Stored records
#####
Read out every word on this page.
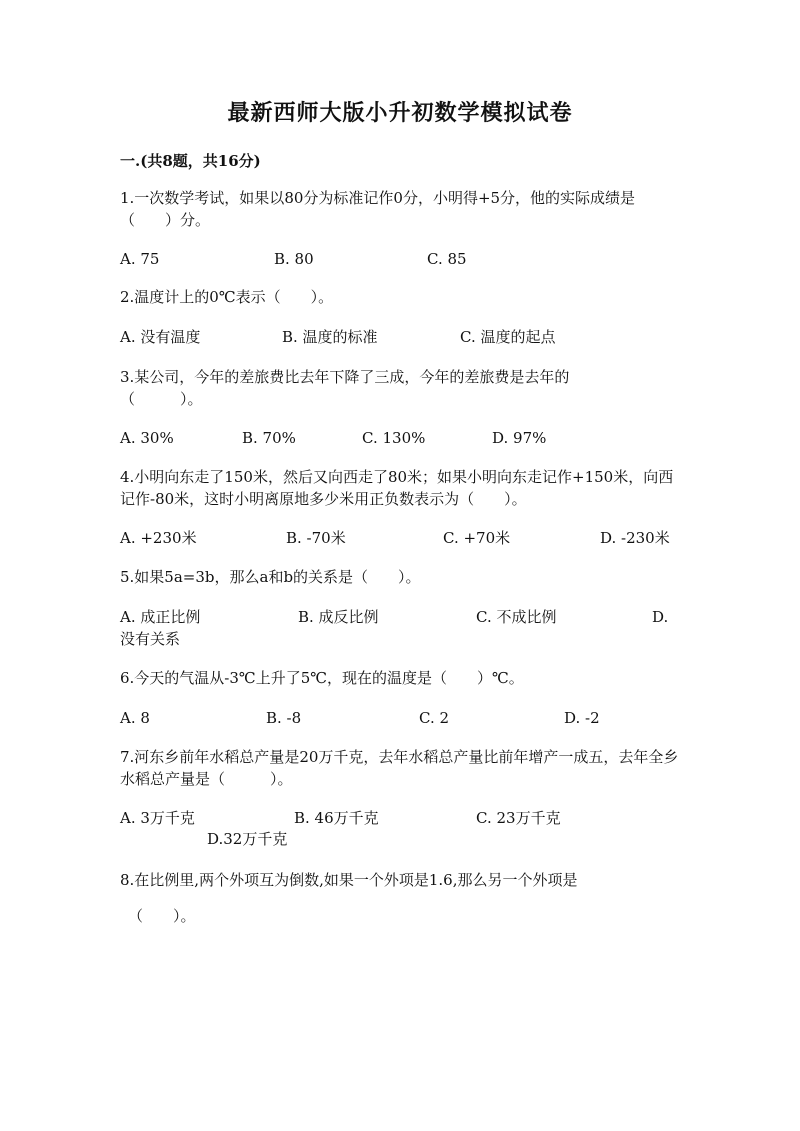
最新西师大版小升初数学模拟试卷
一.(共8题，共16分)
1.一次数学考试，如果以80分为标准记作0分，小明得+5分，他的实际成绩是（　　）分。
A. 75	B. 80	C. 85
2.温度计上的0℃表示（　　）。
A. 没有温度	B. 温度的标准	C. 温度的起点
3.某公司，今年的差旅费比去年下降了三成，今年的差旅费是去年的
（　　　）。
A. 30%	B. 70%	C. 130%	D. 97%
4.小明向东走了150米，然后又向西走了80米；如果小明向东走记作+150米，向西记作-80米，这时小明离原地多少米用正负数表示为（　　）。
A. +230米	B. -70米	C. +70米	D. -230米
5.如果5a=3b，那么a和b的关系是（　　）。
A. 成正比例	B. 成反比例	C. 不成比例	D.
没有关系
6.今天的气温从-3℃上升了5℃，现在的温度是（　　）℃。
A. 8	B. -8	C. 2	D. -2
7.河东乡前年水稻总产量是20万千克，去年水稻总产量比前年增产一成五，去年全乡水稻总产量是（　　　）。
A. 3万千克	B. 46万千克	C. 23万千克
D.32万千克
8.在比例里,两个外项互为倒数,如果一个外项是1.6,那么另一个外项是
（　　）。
#####
> The problem
Images do not belong in the copy; reproduce all other parts of the records above verbatim.

> Answer for this exercise
Read out every word on this page.
最新西师大版小升初数学模拟试卷
一.(共8题，共16分)
1.一次数学考试，如果以80分为标准记作0分，小明得+5分，他的实际成绩是（　　）分。
A. 75	B. 80	C. 85
2.温度计上的0℃表示（　　）。
A. 没有温度	B. 温度的标准	C. 温度的起点
3.某公司，今年的差旅费比去年下降了三成，今年的差旅费是去年的
（　　　）。
A. 30%	B. 70%	C. 130%	D. 97%
4.小明向东走了150米，然后又向西走了80米；如果小明向东走记作+150米，向西记作-80米，这时小明离原地多少米用正负数表示为（　　）。
A. +230米	B. -70米	C. +70米	D. -230米
5.如果5a=3b，那么a和b的关系是（　　）。
A. 成正比例	B. 成反比例	C. 不成比例	D.
没有关系
6.今天的气温从-3℃上升了5℃，现在的温度是（　　）℃。
A. 8	B. -8	C. 2	D. -2
7.河东乡前年水稻总产量是20万千克，去年水稻总产量比前年增产一成五，去年全乡水稻总产量是（　　　）。
A. 3万千克	B. 46万千克	C. 23万千克
D.32万千克
8.在比例里,两个外项互为倒数,如果一个外项是1.6,那么另一个外项是
（　　）。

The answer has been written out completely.